* **TASKS FOR THIS EXERCISE**
• A. In the biography of Charles Griffith Wynne, on what date did he join the Canterbury Association?
• B. Continue the biography of Charles Griffith Wynne from its final sentence.
** START OF DOCUMENT **
Charles Griffith Wynne (14 August 1815 – 3 March 1874), later known as Charles Wynne-Finch, was a Liberal Tory politician and a Member of Parliament for Caernarfon.

Early life
Wynne was born in London in 1815. He was the oldest son of Charles Griffith-Wynne, MP for Caernarvonshire (1830–1832) and his wife, Sarah Hildyard, the daughter of Rev. Henry Hildyard. His paternal grandfather was the MP Charles Finch.  He received his education at Eton and at Christ Church, Oxford, from where he graduated with a BA in 1837. He also represented the university at cricket, playing two matches for the Oxford University cricket team.

Career
Wynne joined the Canterbury Association on 25 October 1849, and on 8 November of that year joined the management committee.  Together with James FitzGerald, he applied pressure on John Hutt on 26 March 1850 to straighten out the affairs of the association, which caused Hutt to resign three days later.  Wynne was member of the Caernarfon constituency from the 1859 general election to the 1865 general election. He was High Sheriff of Denbighshire in 1869.
** END OF DOCUMENT **
** START OF DATA BLOCK **
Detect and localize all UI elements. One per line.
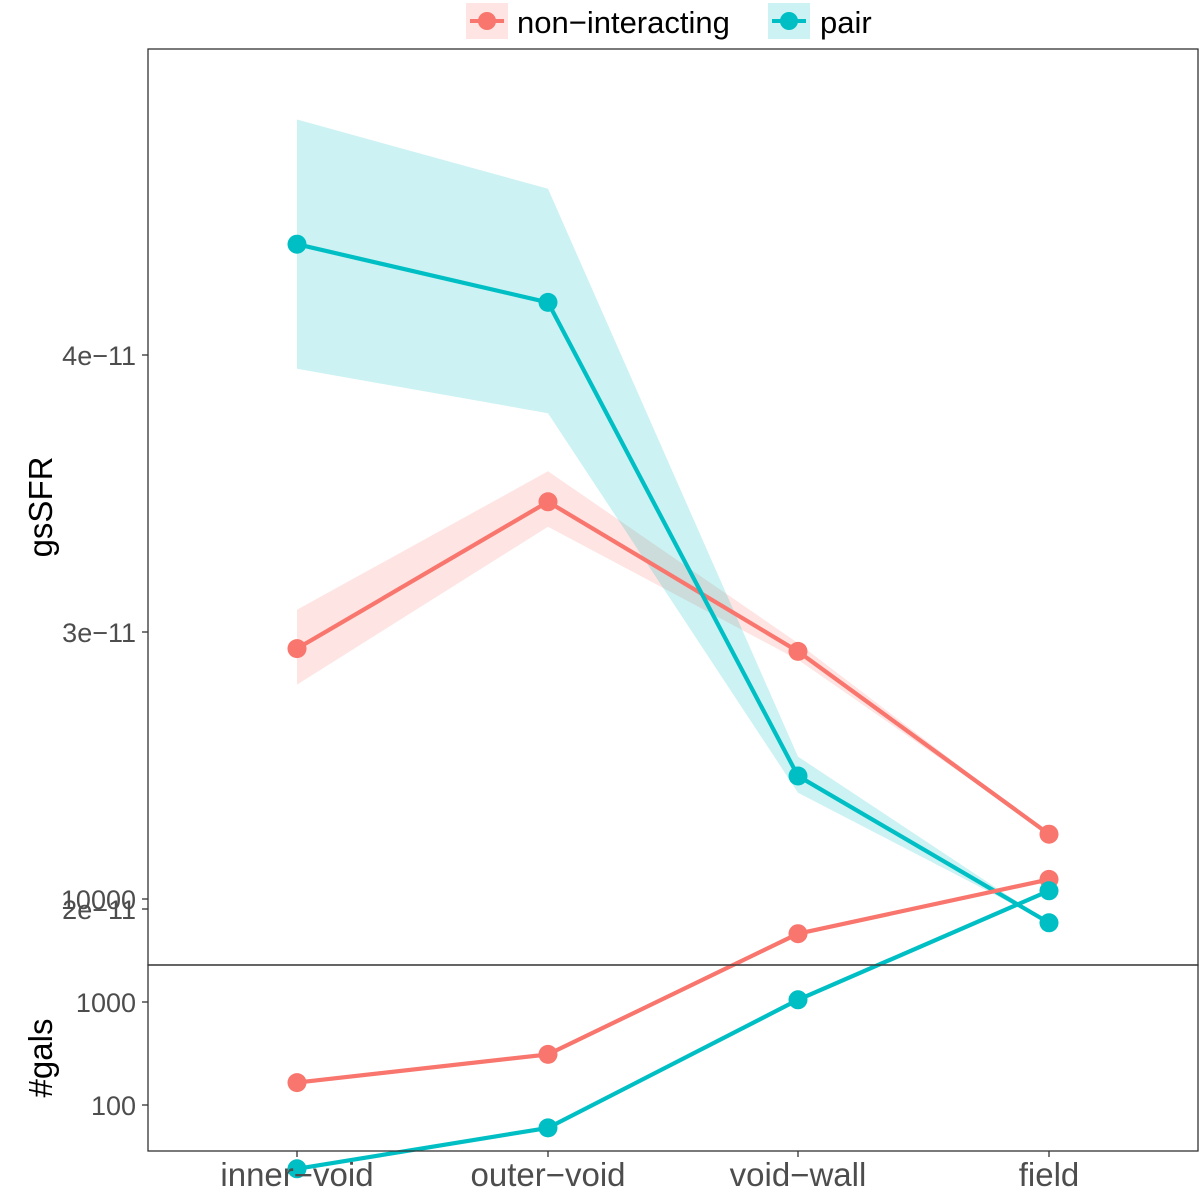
** END OF DATA BLOCK **
* **SOLVED PROBLEMS**
• A. 25 October 1849

• B.
Family and death
Wynne's sister, Charlotte Griffith-Wynne, married John Robert Godley in September 1846, who later came to be regarded as the founder of Canterbury in New Zealand. On 15 June 1840, Wynne had married Laura Susan Pollen, the daughter of Richard Pollen (1786–1838) and Anne Cockerell. His wife died on 7 March 1851.  He remarried in 1863 to Jamesina Joyce Ellen Styleman Le Strang, the widow of Henry L'Estrange Styleman Le Strange (d. 1862). She was the daughter of John Stewart (MP). His brother, John Wynne, also played first-class cricket, as did his son Edward.

He died on 3 March 1874 at 4 Rue Solferino, Paris, France.  His estate was probated at £35,000.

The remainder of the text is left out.